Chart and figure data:

-----

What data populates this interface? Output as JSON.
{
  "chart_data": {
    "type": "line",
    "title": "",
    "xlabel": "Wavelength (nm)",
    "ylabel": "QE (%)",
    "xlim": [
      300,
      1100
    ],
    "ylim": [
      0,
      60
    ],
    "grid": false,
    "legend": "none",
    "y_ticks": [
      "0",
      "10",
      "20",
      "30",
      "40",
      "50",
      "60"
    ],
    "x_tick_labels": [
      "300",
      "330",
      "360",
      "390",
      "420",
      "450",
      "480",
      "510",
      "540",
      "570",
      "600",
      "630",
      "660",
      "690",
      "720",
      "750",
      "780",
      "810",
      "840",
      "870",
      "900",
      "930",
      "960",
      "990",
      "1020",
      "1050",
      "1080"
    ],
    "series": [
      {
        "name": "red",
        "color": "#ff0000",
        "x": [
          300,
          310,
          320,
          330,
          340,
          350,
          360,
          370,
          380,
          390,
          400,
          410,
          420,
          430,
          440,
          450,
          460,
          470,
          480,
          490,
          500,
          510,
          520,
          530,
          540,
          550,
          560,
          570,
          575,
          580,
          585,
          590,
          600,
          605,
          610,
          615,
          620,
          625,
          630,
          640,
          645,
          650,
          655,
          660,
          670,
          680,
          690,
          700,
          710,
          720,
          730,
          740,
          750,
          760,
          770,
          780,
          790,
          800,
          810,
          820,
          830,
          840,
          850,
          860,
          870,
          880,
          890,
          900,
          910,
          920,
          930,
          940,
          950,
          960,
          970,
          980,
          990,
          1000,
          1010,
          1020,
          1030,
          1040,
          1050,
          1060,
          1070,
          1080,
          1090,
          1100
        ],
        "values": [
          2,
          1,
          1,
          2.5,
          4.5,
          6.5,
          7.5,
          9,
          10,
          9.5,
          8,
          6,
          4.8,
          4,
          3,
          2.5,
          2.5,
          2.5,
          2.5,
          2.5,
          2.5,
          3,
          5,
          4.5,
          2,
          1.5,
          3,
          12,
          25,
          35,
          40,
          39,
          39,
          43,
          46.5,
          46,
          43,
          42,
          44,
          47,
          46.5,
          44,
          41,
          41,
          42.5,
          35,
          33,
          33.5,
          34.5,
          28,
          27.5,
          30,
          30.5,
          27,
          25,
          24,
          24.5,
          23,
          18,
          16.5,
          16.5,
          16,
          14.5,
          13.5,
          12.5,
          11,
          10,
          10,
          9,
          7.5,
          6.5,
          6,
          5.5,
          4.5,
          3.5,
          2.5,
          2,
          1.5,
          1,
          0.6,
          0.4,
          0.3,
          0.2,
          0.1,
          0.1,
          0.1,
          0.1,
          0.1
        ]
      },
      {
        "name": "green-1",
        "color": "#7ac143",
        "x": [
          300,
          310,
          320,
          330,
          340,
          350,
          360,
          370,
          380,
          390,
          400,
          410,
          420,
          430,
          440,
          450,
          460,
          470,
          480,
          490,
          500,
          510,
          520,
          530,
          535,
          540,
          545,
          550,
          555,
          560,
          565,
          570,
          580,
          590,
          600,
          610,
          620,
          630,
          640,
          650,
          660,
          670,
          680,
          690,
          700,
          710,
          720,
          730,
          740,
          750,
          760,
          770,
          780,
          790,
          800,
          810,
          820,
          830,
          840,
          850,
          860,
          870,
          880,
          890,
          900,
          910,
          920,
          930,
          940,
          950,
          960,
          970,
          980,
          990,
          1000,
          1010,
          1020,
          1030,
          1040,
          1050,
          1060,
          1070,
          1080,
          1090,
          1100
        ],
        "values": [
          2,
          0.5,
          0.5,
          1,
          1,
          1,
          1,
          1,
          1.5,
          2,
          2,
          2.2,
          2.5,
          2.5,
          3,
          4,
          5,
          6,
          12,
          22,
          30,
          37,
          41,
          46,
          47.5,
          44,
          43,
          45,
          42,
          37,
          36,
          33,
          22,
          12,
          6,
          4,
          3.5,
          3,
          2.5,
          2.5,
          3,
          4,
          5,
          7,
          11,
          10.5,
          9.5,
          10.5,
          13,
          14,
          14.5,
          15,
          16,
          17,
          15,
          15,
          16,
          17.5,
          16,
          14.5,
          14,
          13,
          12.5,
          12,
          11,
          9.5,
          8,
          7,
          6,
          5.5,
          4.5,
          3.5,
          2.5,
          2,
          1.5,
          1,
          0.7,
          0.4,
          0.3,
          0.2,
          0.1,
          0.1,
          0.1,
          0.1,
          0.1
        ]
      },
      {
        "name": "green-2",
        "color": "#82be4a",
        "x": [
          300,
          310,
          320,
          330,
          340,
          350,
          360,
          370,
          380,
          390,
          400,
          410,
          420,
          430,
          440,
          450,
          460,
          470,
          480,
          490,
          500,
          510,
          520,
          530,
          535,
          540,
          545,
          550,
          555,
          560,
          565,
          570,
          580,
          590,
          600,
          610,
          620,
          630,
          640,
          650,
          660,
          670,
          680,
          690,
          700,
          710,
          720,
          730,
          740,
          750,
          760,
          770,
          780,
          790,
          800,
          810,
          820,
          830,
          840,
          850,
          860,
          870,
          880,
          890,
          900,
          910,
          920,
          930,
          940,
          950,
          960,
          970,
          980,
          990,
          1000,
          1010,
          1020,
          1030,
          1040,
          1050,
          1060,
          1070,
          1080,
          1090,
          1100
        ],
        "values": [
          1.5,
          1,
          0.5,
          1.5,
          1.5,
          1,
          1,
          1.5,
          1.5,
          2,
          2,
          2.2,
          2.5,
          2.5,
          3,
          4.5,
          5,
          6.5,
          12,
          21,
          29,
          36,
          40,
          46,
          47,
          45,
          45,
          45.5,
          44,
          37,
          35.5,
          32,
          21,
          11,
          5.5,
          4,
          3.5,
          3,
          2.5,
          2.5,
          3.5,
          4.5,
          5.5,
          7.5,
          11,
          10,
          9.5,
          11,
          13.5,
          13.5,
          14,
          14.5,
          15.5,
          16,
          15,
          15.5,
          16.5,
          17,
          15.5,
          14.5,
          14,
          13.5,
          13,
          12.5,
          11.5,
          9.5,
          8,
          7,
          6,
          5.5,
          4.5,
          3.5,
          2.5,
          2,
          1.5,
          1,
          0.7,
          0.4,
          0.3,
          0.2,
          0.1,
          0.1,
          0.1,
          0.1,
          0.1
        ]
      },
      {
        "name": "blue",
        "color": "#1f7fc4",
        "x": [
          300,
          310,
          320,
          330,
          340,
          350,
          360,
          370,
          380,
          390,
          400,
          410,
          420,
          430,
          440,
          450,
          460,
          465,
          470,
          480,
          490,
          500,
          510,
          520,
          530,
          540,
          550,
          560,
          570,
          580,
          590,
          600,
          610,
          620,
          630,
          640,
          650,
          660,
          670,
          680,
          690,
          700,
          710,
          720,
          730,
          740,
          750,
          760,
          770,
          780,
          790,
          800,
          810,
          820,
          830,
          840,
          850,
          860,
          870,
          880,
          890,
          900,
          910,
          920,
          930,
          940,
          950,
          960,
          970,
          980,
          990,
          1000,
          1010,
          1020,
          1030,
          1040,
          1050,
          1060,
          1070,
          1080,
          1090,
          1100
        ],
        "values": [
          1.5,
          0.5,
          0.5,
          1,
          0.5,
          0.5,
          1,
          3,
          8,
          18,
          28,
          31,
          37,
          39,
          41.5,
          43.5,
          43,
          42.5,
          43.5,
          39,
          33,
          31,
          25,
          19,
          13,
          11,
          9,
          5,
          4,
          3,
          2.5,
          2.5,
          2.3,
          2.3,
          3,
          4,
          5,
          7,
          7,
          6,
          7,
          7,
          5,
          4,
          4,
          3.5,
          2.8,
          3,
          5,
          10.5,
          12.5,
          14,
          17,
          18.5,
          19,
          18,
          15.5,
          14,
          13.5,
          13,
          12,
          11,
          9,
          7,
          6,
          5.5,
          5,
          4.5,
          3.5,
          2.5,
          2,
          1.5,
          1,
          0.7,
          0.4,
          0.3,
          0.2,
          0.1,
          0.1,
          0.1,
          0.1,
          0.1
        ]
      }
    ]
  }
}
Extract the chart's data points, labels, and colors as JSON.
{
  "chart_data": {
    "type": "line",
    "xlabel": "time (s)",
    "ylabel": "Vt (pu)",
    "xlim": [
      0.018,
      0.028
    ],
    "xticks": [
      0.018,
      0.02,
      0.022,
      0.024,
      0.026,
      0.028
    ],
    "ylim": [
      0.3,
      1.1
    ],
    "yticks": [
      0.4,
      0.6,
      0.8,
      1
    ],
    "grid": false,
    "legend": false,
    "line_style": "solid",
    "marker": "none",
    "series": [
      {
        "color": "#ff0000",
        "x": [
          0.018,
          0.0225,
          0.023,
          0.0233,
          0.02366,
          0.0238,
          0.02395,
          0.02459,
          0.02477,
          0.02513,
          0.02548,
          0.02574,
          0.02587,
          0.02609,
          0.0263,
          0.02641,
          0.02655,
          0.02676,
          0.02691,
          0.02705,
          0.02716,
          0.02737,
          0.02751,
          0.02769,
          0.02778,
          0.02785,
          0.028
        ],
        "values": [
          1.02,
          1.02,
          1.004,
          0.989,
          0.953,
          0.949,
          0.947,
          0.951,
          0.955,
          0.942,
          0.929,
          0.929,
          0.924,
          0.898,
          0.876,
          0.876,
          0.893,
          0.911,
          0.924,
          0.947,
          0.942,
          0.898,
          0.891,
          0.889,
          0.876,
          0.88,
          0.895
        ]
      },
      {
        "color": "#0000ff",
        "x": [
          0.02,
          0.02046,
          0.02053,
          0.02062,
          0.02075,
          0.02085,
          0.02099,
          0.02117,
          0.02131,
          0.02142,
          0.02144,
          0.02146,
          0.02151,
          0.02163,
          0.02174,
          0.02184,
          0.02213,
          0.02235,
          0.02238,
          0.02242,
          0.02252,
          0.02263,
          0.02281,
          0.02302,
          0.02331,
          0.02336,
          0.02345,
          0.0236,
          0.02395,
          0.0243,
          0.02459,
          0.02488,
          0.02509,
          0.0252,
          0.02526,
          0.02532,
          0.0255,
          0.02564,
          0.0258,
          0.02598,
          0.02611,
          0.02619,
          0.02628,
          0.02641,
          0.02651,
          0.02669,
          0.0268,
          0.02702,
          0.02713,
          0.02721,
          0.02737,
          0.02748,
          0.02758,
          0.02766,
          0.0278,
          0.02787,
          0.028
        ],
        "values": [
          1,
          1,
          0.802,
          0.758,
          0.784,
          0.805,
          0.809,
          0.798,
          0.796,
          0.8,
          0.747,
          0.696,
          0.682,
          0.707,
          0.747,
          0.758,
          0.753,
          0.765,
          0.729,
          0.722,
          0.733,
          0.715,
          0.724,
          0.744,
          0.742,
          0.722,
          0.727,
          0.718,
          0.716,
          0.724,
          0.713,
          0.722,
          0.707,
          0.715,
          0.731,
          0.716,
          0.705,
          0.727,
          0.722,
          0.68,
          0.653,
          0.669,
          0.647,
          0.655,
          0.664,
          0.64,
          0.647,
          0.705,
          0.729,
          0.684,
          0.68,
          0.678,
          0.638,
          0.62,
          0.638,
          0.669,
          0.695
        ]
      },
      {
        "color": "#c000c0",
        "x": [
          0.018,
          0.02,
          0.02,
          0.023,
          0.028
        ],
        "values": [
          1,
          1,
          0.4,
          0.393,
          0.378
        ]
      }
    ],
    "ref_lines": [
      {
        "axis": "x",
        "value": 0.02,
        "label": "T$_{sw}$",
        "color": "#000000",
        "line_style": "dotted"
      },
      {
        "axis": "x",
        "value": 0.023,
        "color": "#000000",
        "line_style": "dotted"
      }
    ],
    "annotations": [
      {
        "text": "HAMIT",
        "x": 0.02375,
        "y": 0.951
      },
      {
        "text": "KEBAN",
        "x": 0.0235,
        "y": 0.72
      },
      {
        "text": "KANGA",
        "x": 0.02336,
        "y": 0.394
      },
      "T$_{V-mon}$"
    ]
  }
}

-----

THE REQUEST:
Go through the records and show every line with the string "name" in it.

TASK RESULT:
        "name": "red",
        "name": "green-1",
        "name": "green-2",
        "name": "blue",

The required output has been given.